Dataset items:
◇ ◇ ◇

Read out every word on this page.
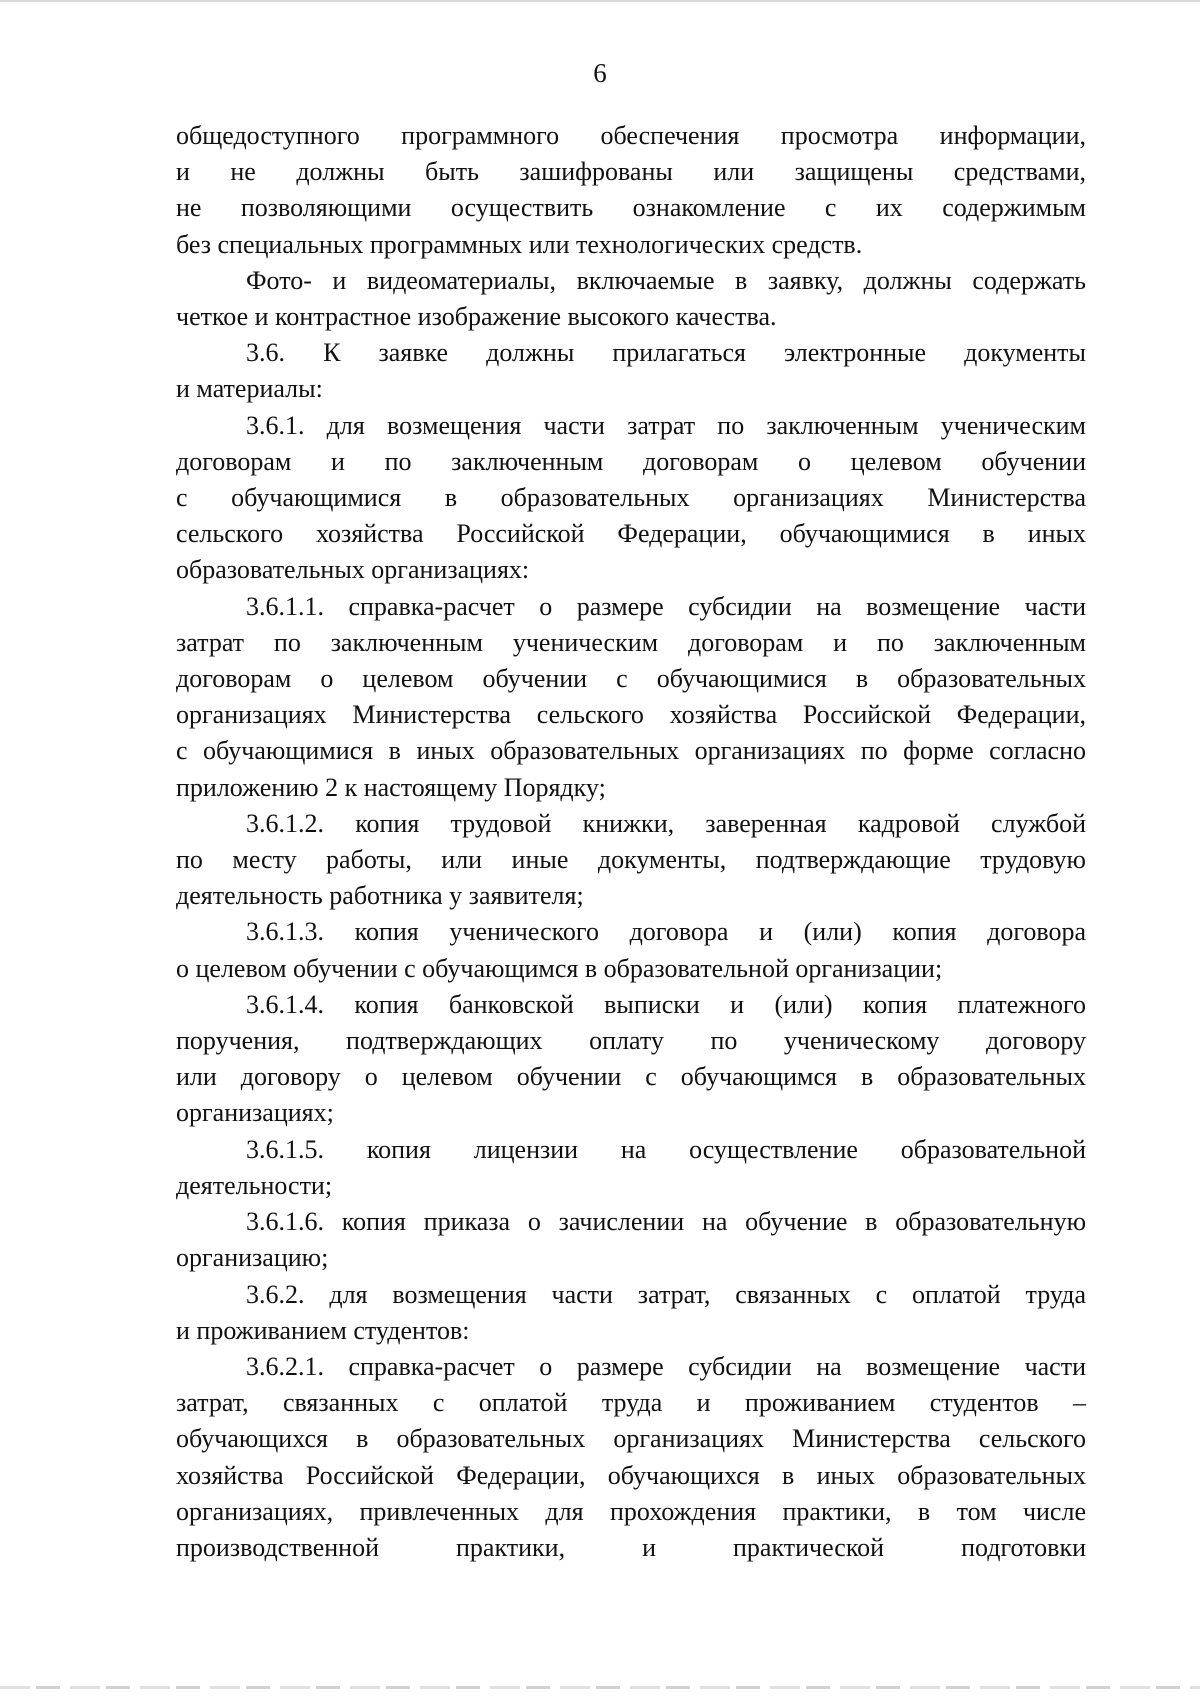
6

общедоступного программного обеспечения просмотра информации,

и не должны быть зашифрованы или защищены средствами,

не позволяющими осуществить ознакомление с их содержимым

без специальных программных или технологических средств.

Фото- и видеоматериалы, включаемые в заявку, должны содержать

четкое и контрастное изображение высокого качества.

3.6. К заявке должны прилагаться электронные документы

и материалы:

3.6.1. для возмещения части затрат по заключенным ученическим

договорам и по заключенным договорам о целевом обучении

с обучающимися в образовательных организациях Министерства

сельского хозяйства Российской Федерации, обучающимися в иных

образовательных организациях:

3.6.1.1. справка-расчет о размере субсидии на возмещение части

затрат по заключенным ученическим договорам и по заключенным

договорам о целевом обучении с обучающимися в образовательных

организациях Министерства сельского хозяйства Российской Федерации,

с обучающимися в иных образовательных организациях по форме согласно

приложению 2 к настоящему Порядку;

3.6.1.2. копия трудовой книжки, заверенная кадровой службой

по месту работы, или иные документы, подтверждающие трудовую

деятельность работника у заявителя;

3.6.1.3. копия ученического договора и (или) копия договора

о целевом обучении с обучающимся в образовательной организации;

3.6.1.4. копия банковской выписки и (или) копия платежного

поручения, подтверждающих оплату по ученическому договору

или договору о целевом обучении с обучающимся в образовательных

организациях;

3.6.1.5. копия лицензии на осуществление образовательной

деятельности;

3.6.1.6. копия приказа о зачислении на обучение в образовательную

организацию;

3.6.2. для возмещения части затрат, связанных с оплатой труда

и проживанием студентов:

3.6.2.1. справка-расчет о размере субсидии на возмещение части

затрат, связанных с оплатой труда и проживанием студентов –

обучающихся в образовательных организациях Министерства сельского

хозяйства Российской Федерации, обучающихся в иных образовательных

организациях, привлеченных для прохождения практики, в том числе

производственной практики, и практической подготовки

◇ ◇ ◇

Request -
Reproduce every record above exactly, but leave out the pictures.

The solution -
Read out every word on this page.
6

общедоступного программного обеспечения просмотра информации,

и не должны быть зашифрованы или защищены средствами,

не позволяющими осуществить ознакомление с их содержимым

без специальных программных или технологических средств.

Фото- и видеоматериалы, включаемые в заявку, должны содержать

четкое и контрастное изображение высокого качества.

3.6. К заявке должны прилагаться электронные документы

и материалы:

3.6.1. для возмещения части затрат по заключенным ученическим

договорам и по заключенным договорам о целевом обучении

с обучающимися в образовательных организациях Министерства

сельского хозяйства Российской Федерации, обучающимися в иных

образовательных организациях:

3.6.1.1. справка-расчет о размере субсидии на возмещение части

затрат по заключенным ученическим договорам и по заключенным

договорам о целевом обучении с обучающимися в образовательных

организациях Министерства сельского хозяйства Российской Федерации,

с обучающимися в иных образовательных организациях по форме согласно

приложению 2 к настоящему Порядку;

3.6.1.2. копия трудовой книжки, заверенная кадровой службой

по месту работы, или иные документы, подтверждающие трудовую

деятельность работника у заявителя;

3.6.1.3. копия ученического договора и (или) копия договора

о целевом обучении с обучающимся в образовательной организации;

3.6.1.4. копия банковской выписки и (или) копия платежного

поручения, подтверждающих оплату по ученическому договору

или договору о целевом обучении с обучающимся в образовательных

организациях;

3.6.1.5. копия лицензии на осуществление образовательной

деятельности;

3.6.1.6. копия приказа о зачислении на обучение в образовательную

организацию;

3.6.2. для возмещения части затрат, связанных с оплатой труда

и проживанием студентов:

3.6.2.1. справка-расчет о размере субсидии на возмещение части

затрат, связанных с оплатой труда и проживанием студентов –

обучающихся в образовательных организациях Министерства сельского

хозяйства Российской Федерации, обучающихся в иных образовательных

организациях, привлеченных для прохождения практики, в том числе

производственной практики, и практической подготовки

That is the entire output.